RECORDED INFORMATION
........

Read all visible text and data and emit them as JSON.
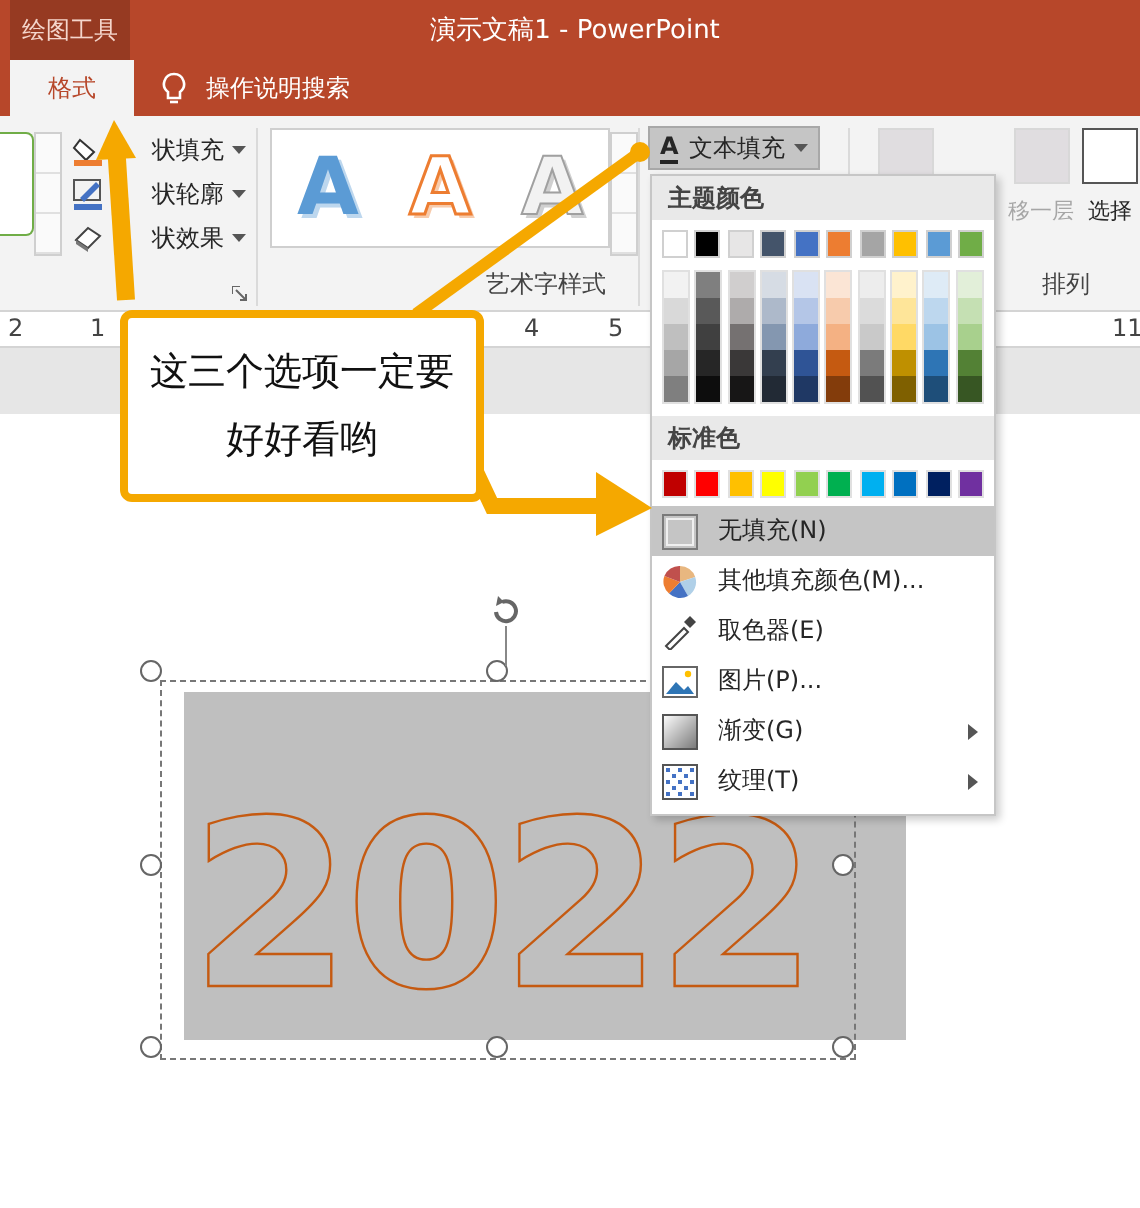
{
  "title_bar": {
    "context_tab": "绘图工具",
    "title": "演示文稿1  -  PowerPoint"
  },
  "tabs": [
    {
      "label": "格式",
      "selected": true
    }
  ],
  "tell_me": "操作说明搜索",
  "ribbon": {
    "shape_commands": [
      {
        "label": "状填充",
        "kind": "fill"
      },
      {
        "label": "状轮廓",
        "kind": "outline"
      },
      {
        "label": "状效果",
        "kind": "effect"
      }
    ],
    "wordart_styles": [
      {
        "sample": "A",
        "kind": "blue"
      },
      {
        "sample": "A",
        "kind": "orange"
      },
      {
        "sample": "A",
        "kind": "gray"
      }
    ],
    "wordart_group": "艺术字样式",
    "text_fill_button": {
      "icon": "A",
      "label": "文本填充",
      "expanded": true
    },
    "arrange": {
      "items": [
        {
          "label": "移一层",
          "disabled": true
        },
        {
          "label": "选择",
          "disabled": false
        }
      ],
      "label": "排列"
    }
  },
  "ruler": [
    "2",
    "1",
    "4",
    "5",
    "11"
  ],
  "menu": {
    "theme_heading": "主题颜色",
    "theme_colors": [
      {
        "color": "#ffffff",
        "shades": [
          {
            "color": "#f2f2f2"
          },
          {
            "color": "#d9d9d9"
          },
          {
            "color": "#bfbfbf"
          },
          {
            "color": "#a6a6a6"
          },
          {
            "color": "#7f7f7f"
          }
        ]
      },
      {
        "color": "#000000",
        "shades": [
          {
            "color": "#7f7f7f"
          },
          {
            "color": "#595959"
          },
          {
            "color": "#404040"
          },
          {
            "color": "#262626"
          },
          {
            "color": "#0d0d0d"
          }
        ]
      },
      {
        "color": "#e7e6e6",
        "shades": [
          {
            "color": "#d0cece"
          },
          {
            "color": "#aeabab"
          },
          {
            "color": "#757171"
          },
          {
            "color": "#3a3838"
          },
          {
            "color": "#171616"
          }
        ]
      },
      {
        "color": "#44546a",
        "shades": [
          {
            "color": "#d6dce4"
          },
          {
            "color": "#adb9ca"
          },
          {
            "color": "#8497b0"
          },
          {
            "color": "#333f4f"
          },
          {
            "color": "#222a35"
          }
        ]
      },
      {
        "color": "#4472c4",
        "shades": [
          {
            "color": "#d9e2f3"
          },
          {
            "color": "#b4c6e7"
          },
          {
            "color": "#8eaadb"
          },
          {
            "color": "#2f5496"
          },
          {
            "color": "#1f3864"
          }
        ]
      },
      {
        "color": "#ed7d31",
        "shades": [
          {
            "color": "#fbe5d5"
          },
          {
            "color": "#f7cbac"
          },
          {
            "color": "#f4b183"
          },
          {
            "color": "#c55a11"
          },
          {
            "color": "#833c0b"
          }
        ]
      },
      {
        "color": "#a5a5a5",
        "shades": [
          {
            "color": "#ededed"
          },
          {
            "color": "#dbdbdb"
          },
          {
            "color": "#c9c9c9"
          },
          {
            "color": "#7b7b7b"
          },
          {
            "color": "#525252"
          }
        ]
      },
      {
        "color": "#ffc000",
        "shades": [
          {
            "color": "#fff2cc"
          },
          {
            "color": "#fee599"
          },
          {
            "color": "#ffd965"
          },
          {
            "color": "#bf9000"
          },
          {
            "color": "#7f6000"
          }
        ]
      },
      {
        "color": "#5b9bd5",
        "shades": [
          {
            "color": "#deebf6"
          },
          {
            "color": "#bdd7ee"
          },
          {
            "color": "#9cc3e5"
          },
          {
            "color": "#2e75b5"
          },
          {
            "color": "#1e4e79"
          }
        ]
      },
      {
        "color": "#70ad47",
        "shades": [
          {
            "color": "#e2efd9"
          },
          {
            "color": "#c5e0b3"
          },
          {
            "color": "#a8d08d"
          },
          {
            "color": "#538135"
          },
          {
            "color": "#375623"
          }
        ]
      }
    ],
    "standard_heading": "标准色",
    "standard_colors": [
      {
        "color": "#c00000"
      },
      {
        "color": "#ff0000"
      },
      {
        "color": "#ffc000"
      },
      {
        "color": "#ffff00"
      },
      {
        "color": "#92d050"
      },
      {
        "color": "#00b050"
      },
      {
        "color": "#00b0f0"
      },
      {
        "color": "#0070c0"
      },
      {
        "color": "#002060"
      },
      {
        "color": "#7030a0"
      }
    ],
    "items": [
      {
        "label": "无填充(N)",
        "kind": "none",
        "selected": true,
        "submenu": false
      },
      {
        "label": "其他填充颜色(M)...",
        "kind": "more-colors",
        "selected": false,
        "submenu": false
      },
      {
        "label": "取色器(E)",
        "kind": "eyedropper",
        "selected": false,
        "submenu": false
      },
      {
        "label": "图片(P)...",
        "kind": "picture",
        "selected": false,
        "submenu": false
      },
      {
        "label": "渐变(G)",
        "kind": "gradient",
        "selected": false,
        "submenu": true
      },
      {
        "label": "纹理(T)",
        "kind": "texture",
        "selected": false,
        "submenu": true
      }
    ]
  },
  "callout": {
    "text": "这三个选项一定要好好看哟"
  },
  "slide": {
    "wordart": "2022"
  }
}
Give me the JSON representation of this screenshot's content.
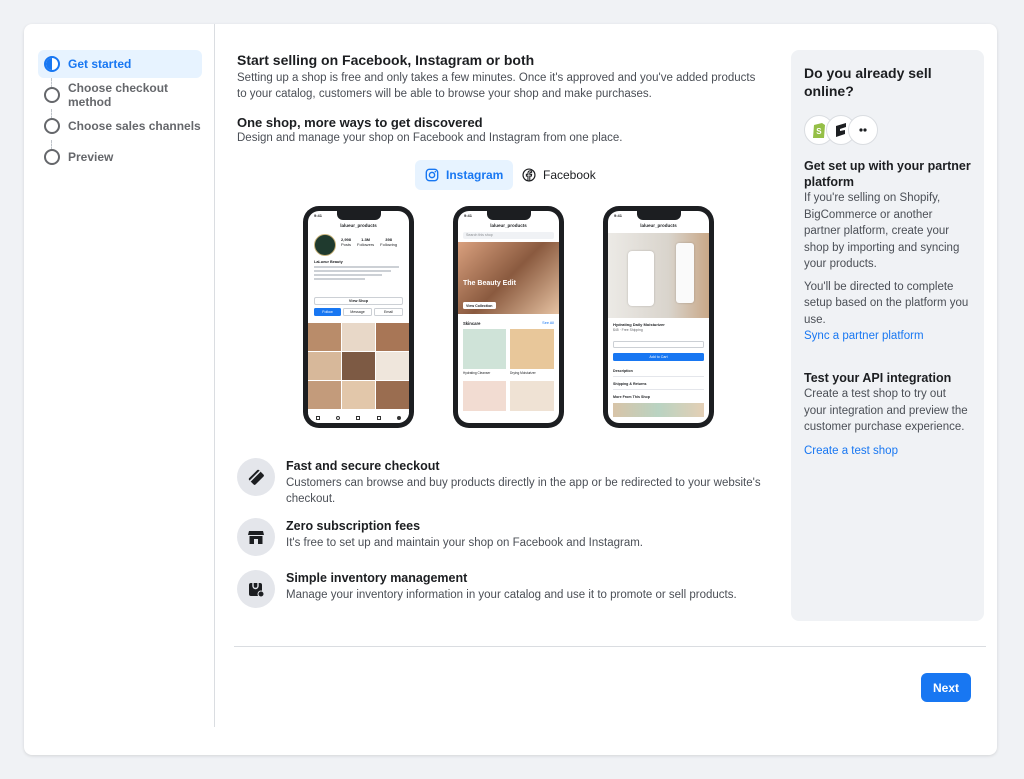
{
  "steps": [
    {
      "label": "Get started",
      "state": "active"
    },
    {
      "label": "Choose checkout method",
      "state": "pending"
    },
    {
      "label": "Choose sales channels",
      "state": "pending"
    },
    {
      "label": "Preview",
      "state": "pending"
    }
  ],
  "main": {
    "title": "Start selling on Facebook, Instagram or both",
    "intro": "Setting up a shop is free and only takes a few minutes. Once it's approved and you've added products to your catalog, customers will be able to browse your shop and make purchases.",
    "subtitle": "One shop, more ways to get discovered",
    "subtitle_desc": "Design and manage your shop on Facebook and Instagram from one place.",
    "tabs": [
      {
        "label": "Instagram",
        "icon": "instagram-icon",
        "active": true
      },
      {
        "label": "Facebook",
        "icon": "facebook-icon",
        "active": false
      }
    ]
  },
  "phones": {
    "phone1": {
      "time": "9:41",
      "account": "lalueur_products",
      "posts": "2,998",
      "posts_label": "Posts",
      "followers": "1.3M",
      "followers_label": "Followers",
      "following": "398",
      "following_label": "Following",
      "brand": "LaLueur Beauty",
      "view_shop": "View Shop",
      "follow": "Follow",
      "message": "Message",
      "email": "Email"
    },
    "phone2": {
      "time": "9:41",
      "account": "lalueur_products",
      "search_placeholder": "Search this shop",
      "hero_title": "The Beauty Edit",
      "hero_button": "View Collection",
      "section": "Skincare",
      "see_all": "See All",
      "p1": "Hydrating Cleanser",
      "p2": "Drying Moisturizer"
    },
    "phone3": {
      "time": "9:41",
      "account": "lalueur_products",
      "product": "Hydrating Daily Moisturizer",
      "price": "$45 · Free Shipping",
      "add_to_cart": "Add to Cart",
      "rows": [
        "Description",
        "Shipping & Returns",
        "More From This Shop"
      ]
    }
  },
  "features": [
    {
      "icon": "credit-card-icon",
      "title": "Fast and secure checkout",
      "desc": "Customers can browse and buy products directly in the app or be redirected to your website's checkout."
    },
    {
      "icon": "storefront-icon",
      "title": "Zero subscription fees",
      "desc": "It's free to set up and maintain your shop on Facebook and Instagram."
    },
    {
      "icon": "inventory-icon",
      "title": "Simple inventory management",
      "desc": "Manage your inventory information in your catalog and use it to promote or sell products."
    }
  ],
  "next_label": "Next",
  "panel": {
    "title": "Do you already sell online?",
    "partner_title": "Get set up with your partner platform",
    "partner_desc": "If you're selling on Shopify, BigCommerce or another partner platform, create your shop by importing and syncing your products.",
    "partner_note": "You'll be directed to complete setup based on the platform you use.",
    "partner_link": "Sync a partner platform",
    "api_title": "Test your API integration",
    "api_desc": "Create a test shop to try out your integration and preview the customer purchase experience.",
    "api_link": "Create a test shop",
    "logos": [
      "shopify-logo",
      "bigcommerce-logo",
      "more-platforms-logo"
    ]
  },
  "colors": {
    "accent": "#1877f2",
    "accent_bg": "#e7f3ff",
    "panel_bg": "#f0f2f5"
  }
}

........

AIM OF THE TASK
Copy every line from the records above that contains the word "browse".

EXERCISE ANSWER
    "intro": "Setting up a shop is free and only takes a few minutes. Once it's approved and you've added products to your catalog, customers will be able to browse your shop and make purchases.",
      "desc": "Customers can browse and buy products directly in the app or be redirected to your website's checkout."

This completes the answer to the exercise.